Collection entries
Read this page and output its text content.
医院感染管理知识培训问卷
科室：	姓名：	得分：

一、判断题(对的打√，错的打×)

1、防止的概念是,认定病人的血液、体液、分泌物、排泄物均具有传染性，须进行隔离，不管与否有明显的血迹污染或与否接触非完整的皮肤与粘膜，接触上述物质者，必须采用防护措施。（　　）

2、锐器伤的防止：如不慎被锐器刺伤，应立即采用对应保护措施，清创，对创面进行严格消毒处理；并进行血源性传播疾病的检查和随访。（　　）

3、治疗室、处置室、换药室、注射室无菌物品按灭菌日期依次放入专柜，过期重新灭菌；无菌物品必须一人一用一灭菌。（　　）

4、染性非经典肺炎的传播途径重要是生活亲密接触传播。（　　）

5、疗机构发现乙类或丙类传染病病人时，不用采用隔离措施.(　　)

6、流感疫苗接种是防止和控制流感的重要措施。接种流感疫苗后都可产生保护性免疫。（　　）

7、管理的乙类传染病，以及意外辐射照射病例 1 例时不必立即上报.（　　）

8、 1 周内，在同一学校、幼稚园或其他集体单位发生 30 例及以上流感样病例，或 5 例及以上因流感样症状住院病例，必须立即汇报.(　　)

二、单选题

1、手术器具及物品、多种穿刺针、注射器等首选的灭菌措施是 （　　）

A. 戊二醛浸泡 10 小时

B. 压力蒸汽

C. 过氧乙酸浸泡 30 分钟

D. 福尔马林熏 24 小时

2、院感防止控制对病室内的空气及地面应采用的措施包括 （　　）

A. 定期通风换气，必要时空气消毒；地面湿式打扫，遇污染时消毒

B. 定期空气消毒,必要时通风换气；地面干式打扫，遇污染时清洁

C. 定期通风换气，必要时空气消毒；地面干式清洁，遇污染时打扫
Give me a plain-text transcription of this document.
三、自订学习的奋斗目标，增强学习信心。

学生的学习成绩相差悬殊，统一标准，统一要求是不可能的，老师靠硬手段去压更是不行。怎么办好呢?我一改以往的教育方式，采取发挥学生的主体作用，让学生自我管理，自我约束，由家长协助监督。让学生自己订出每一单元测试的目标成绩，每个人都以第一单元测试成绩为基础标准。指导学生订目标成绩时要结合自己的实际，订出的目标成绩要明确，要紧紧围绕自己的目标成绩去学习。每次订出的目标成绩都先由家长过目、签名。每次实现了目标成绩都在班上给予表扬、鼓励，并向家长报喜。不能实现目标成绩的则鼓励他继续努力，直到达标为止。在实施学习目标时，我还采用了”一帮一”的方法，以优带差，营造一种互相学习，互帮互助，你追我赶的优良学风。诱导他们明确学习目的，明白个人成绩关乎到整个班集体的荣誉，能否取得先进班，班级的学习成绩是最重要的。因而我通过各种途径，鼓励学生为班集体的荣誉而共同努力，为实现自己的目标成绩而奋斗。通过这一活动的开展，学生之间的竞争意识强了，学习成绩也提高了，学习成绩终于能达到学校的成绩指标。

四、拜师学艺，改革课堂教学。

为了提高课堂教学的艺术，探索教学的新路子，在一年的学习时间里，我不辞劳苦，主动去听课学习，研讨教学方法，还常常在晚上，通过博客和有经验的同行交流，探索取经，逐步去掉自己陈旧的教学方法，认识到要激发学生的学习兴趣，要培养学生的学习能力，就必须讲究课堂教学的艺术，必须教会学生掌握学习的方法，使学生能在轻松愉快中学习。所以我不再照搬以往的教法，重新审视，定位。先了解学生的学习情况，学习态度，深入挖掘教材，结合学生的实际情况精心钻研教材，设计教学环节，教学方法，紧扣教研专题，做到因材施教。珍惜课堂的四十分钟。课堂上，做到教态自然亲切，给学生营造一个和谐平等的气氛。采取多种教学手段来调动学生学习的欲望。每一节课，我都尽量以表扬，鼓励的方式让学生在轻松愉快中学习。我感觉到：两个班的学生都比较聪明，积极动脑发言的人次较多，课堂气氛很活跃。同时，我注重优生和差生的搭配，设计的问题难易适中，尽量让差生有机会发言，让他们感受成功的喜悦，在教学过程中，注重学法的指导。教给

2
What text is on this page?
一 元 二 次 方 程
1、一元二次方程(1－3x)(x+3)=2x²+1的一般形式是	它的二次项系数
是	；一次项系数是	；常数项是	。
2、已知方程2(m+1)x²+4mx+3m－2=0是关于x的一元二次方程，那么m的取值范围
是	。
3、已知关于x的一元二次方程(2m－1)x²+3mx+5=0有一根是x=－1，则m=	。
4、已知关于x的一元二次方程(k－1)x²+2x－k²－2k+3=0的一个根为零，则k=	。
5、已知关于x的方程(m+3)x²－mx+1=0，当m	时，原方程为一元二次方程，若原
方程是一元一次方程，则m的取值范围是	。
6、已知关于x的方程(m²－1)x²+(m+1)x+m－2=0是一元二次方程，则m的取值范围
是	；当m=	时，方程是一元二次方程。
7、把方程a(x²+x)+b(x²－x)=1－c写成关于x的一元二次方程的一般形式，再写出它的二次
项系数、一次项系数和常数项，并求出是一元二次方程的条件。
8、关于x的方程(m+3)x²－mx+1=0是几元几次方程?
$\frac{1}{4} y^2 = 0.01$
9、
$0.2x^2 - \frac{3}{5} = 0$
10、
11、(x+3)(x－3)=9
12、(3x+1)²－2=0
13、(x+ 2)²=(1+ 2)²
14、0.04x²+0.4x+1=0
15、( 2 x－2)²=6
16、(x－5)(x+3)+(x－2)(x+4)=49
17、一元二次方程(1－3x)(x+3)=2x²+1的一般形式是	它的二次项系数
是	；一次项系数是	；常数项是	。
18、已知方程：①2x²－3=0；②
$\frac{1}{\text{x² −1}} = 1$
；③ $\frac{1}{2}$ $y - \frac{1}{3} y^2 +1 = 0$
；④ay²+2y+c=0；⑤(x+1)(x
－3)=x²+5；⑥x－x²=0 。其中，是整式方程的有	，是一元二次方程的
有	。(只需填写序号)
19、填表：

» **DO THIS**
Reproduce the records word for word.

» **TASK OUTPUT**
Read this page and output its text content.
医院感染管理知识培训问卷
科室：	姓名：	得分：

一、判断题(对的打√，错的打×)

1、防止的概念是,认定病人的血液、体液、分泌物、排泄物均具有传染性，须进行隔离，不管与否有明显的血迹污染或与否接触非完整的皮肤与粘膜，接触上述物质者，必须采用防护措施。（　　）

2、锐器伤的防止：如不慎被锐器刺伤，应立即采用对应保护措施，清创，对创面进行严格消毒处理；并进行血源性传播疾病的检查和随访。（　　）

3、治疗室、处置室、换药室、注射室无菌物品按灭菌日期依次放入专柜，过期重新灭菌；无菌物品必须一人一用一灭菌。（　　）

4、染性非经典肺炎的传播途径重要是生活亲密接触传播。（　　）

5、疗机构发现乙类或丙类传染病病人时，不用采用隔离措施.(　　)

6、流感疫苗接种是防止和控制流感的重要措施。接种流感疫苗后都可产生保护性免疫。（　　）

7、管理的乙类传染病，以及意外辐射照射病例 1 例时不必立即上报.（　　）

8、 1 周内，在同一学校、幼稚园或其他集体单位发生 30 例及以上流感样病例，或 5 例及以上因流感样症状住院病例，必须立即汇报.(　　)

二、单选题

1、手术器具及物品、多种穿刺针、注射器等首选的灭菌措施是 （　　）

A. 戊二醛浸泡 10 小时

B. 压力蒸汽

C. 过氧乙酸浸泡 30 分钟

D. 福尔马林熏 24 小时

2、院感防止控制对病室内的空气及地面应采用的措施包括 （　　）

A. 定期通风换气，必要时空气消毒；地面湿式打扫，遇污染时消毒

B. 定期空气消毒,必要时通风换气；地面干式打扫，遇污染时清洁

C. 定期通风换气，必要时空气消毒；地面干式清洁，遇污染时打扫
Give me a plain-text transcription of this document.
三、自订学习的奋斗目标，增强学习信心。

学生的学习成绩相差悬殊，统一标准，统一要求是不可能的，老师靠硬手段去压更是不行。怎么办好呢?我一改以往的教育方式，采取发挥学生的主体作用，让学生自我管理，自我约束，由家长协助监督。让学生自己订出每一单元测试的目标成绩，每个人都以第一单元测试成绩为基础标准。指导学生订目标成绩时要结合自己的实际，订出的目标成绩要明确，要紧紧围绕自己的目标成绩去学习。每次订出的目标成绩都先由家长过目、签名。每次实现了目标成绩都在班上给予表扬、鼓励，并向家长报喜。不能实现目标成绩的则鼓励他继续努力，直到达标为止。在实施学习目标时，我还采用了”一帮一”的方法，以优带差，营造一种互相学习，互帮互助，你追我赶的优良学风。诱导他们明确学习目的，明白个人成绩关乎到整个班集体的荣誉，能否取得先进班，班级的学习成绩是最重要的。因而我通过各种途径，鼓励学生为班集体的荣誉而共同努力，为实现自己的目标成绩而奋斗。通过这一活动的开展，学生之间的竞争意识强了，学习成绩也提高了，学习成绩终于能达到学校的成绩指标。

四、拜师学艺，改革课堂教学。

为了提高课堂教学的艺术，探索教学的新路子，在一年的学习时间里，我不辞劳苦，主动去听课学习，研讨教学方法，还常常在晚上，通过博客和有经验的同行交流，探索取经，逐步去掉自己陈旧的教学方法，认识到要激发学生的学习兴趣，要培养学生的学习能力，就必须讲究课堂教学的艺术，必须教会学生掌握学习的方法，使学生能在轻松愉快中学习。所以我不再照搬以往的教法，重新审视，定位。先了解学生的学习情况，学习态度，深入挖掘教材，结合学生的实际情况精心钻研教材，设计教学环节，教学方法，紧扣教研专题，做到因材施教。珍惜课堂的四十分钟。课堂上，做到教态自然亲切，给学生营造一个和谐平等的气氛。采取多种教学手段来调动学生学习的欲望。每一节课，我都尽量以表扬，鼓励的方式让学生在轻松愉快中学习。我感觉到：两个班的学生都比较聪明，积极动脑发言的人次较多，课堂气氛很活跃。同时，我注重优生和差生的搭配，设计的问题难易适中，尽量让差生有机会发言，让他们感受成功的喜悦，在教学过程中，注重学法的指导。教给

2
What text is on this page?
一 元 二 次 方 程
1、一元二次方程(1－3x)(x+3)=2x²+1的一般形式是	它的二次项系数
是	；一次项系数是	；常数项是	。
2、已知方程2(m+1)x²+4mx+3m－2=0是关于x的一元二次方程，那么m的取值范围
是	。
3、已知关于x的一元二次方程(2m－1)x²+3mx+5=0有一根是x=－1，则m=	。
4、已知关于x的一元二次方程(k－1)x²+2x－k²－2k+3=0的一个根为零，则k=	。
5、已知关于x的方程(m+3)x²－mx+1=0，当m	时，原方程为一元二次方程，若原
方程是一元一次方程，则m的取值范围是	。
6、已知关于x的方程(m²－1)x²+(m+1)x+m－2=0是一元二次方程，则m的取值范围
是	；当m=	时，方程是一元二次方程。
7、把方程a(x²+x)+b(x²－x)=1－c写成关于x的一元二次方程的一般形式，再写出它的二次
项系数、一次项系数和常数项，并求出是一元二次方程的条件。
8、关于x的方程(m+3)x²－mx+1=0是几元几次方程?
$\frac{1}{4} y^2 = 0.01$
9、
$0.2x^2 - \frac{3}{5} = 0$
10、
11、(x+3)(x－3)=9
12、(3x+1)²－2=0
13、(x+ 2)²=(1+ 2)²
14、0.04x²+0.4x+1=0
15、( 2 x－2)²=6
16、(x－5)(x+3)+(x－2)(x+4)=49
17、一元二次方程(1－3x)(x+3)=2x²+1的一般形式是	它的二次项系数
是	；一次项系数是	；常数项是	。
18、已知方程：①2x²－3=0；②
$\frac{1}{\text{x² −1}} = 1$
；③ $\frac{1}{2}$ $y - \frac{1}{3} y^2 +1 = 0$
；④ay²+2y+c=0；⑤(x+1)(x
－3)=x²+5；⑥x－x²=0 。其中，是整式方程的有	，是一元二次方程的
有	。(只需填写序号)
19、填表：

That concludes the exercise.